All lines featuring the string "area" are to be listed.

★ ★ ★ ★ ★

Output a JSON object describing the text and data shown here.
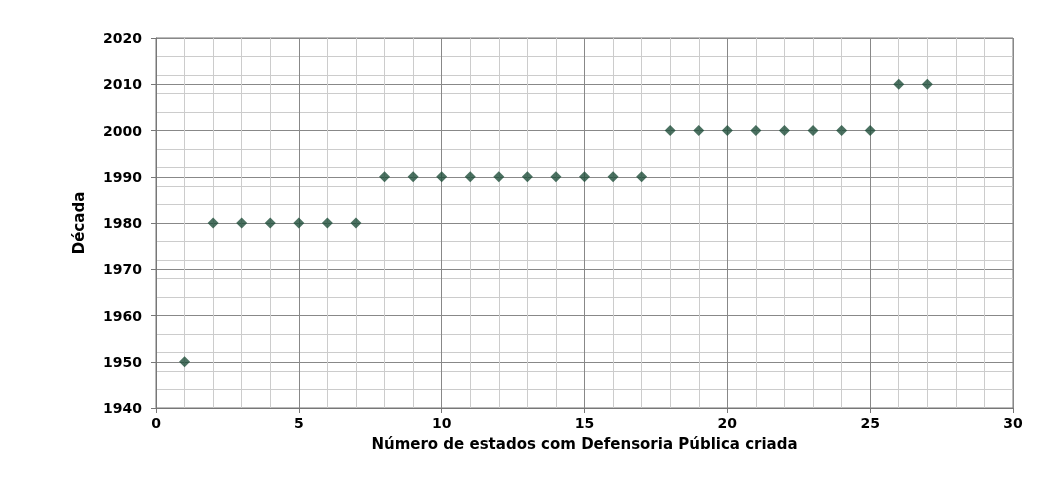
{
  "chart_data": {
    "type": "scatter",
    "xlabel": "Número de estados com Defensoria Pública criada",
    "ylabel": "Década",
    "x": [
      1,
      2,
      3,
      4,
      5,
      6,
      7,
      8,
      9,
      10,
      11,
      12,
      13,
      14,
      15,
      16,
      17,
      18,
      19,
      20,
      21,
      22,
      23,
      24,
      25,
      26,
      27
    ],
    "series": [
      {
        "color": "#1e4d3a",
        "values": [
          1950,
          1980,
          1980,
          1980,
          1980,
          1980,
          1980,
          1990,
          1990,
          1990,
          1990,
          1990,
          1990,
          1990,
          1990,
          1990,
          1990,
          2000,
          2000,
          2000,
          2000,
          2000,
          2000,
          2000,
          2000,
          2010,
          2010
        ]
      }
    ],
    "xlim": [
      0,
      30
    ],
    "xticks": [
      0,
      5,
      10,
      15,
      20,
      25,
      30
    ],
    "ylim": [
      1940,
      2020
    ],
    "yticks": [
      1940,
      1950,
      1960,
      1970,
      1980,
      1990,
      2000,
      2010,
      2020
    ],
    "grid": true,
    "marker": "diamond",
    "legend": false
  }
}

★ ★ ★ ★ ★

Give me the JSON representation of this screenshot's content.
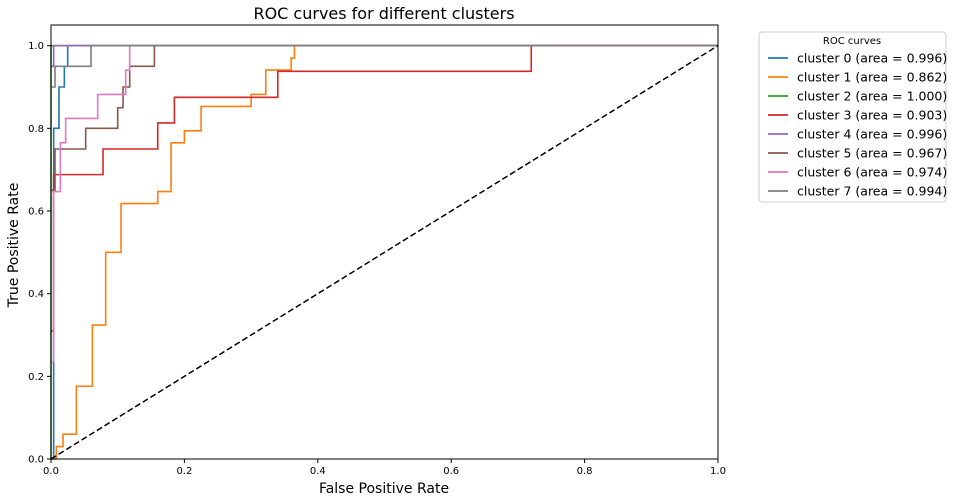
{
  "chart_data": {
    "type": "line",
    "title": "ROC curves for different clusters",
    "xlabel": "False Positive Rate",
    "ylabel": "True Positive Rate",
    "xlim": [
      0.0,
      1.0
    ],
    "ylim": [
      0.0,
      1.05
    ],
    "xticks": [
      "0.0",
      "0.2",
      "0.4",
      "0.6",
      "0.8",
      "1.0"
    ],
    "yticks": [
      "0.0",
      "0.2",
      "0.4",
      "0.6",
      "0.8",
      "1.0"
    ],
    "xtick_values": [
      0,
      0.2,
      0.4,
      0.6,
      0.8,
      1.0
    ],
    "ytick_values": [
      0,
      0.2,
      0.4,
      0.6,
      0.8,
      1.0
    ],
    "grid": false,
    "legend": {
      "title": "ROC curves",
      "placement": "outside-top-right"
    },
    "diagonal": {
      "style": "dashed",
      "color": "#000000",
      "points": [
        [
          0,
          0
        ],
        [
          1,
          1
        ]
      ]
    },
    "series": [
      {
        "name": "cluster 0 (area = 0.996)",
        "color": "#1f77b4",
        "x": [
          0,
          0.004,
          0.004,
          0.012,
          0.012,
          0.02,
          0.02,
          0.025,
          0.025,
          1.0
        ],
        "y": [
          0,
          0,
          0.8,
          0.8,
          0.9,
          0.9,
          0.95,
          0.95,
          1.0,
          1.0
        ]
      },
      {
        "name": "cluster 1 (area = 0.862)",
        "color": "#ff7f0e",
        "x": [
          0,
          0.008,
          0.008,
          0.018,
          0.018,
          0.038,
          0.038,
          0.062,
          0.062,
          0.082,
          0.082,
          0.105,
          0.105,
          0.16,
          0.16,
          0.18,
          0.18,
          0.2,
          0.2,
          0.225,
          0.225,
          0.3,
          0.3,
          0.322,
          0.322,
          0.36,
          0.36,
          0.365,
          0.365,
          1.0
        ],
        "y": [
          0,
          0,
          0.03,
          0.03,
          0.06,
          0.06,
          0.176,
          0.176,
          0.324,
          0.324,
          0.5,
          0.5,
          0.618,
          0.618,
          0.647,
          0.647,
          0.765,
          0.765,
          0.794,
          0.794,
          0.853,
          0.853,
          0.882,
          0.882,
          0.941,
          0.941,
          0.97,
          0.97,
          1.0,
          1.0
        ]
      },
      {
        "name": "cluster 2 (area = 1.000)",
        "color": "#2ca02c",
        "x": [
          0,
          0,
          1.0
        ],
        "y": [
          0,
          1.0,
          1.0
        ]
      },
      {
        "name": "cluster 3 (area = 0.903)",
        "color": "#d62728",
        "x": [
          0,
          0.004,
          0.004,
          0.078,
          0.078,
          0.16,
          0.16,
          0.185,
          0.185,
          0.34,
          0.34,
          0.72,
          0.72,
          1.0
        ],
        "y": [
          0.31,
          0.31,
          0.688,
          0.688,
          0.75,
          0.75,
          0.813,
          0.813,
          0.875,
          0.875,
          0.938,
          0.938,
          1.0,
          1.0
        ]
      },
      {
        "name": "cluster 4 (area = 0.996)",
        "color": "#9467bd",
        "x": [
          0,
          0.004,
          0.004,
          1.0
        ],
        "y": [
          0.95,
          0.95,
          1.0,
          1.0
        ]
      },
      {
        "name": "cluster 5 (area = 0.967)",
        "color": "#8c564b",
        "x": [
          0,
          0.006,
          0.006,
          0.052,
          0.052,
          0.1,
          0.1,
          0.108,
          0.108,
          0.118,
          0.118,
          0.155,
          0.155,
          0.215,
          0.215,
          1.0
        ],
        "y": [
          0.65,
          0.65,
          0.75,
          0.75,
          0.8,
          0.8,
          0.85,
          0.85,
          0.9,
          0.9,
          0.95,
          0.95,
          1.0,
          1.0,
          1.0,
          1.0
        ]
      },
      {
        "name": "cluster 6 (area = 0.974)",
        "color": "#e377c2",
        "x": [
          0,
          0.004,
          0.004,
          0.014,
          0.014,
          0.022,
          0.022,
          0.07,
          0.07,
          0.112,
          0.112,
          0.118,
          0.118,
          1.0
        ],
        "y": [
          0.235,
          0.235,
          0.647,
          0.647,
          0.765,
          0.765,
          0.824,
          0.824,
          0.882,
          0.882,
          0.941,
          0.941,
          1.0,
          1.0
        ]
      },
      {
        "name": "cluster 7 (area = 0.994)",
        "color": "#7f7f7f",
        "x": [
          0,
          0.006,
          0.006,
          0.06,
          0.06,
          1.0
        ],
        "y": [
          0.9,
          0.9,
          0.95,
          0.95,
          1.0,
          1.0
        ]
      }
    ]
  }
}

★ ★ ★ ★ ★

PROBLEM SOLUTION
        "name": "cluster 0 (area = 0.996)",
        "name": "cluster 1 (area = 0.862)",
        "name": "cluster 2 (area = 1.000)",
        "name": "cluster 3 (area = 0.903)",
        "name": "cluster 4 (area = 0.996)",
        "name": "cluster 5 (area = 0.967)",
        "name": "cluster 6 (area = 0.974)",
        "name": "cluster 7 (area = 0.994)",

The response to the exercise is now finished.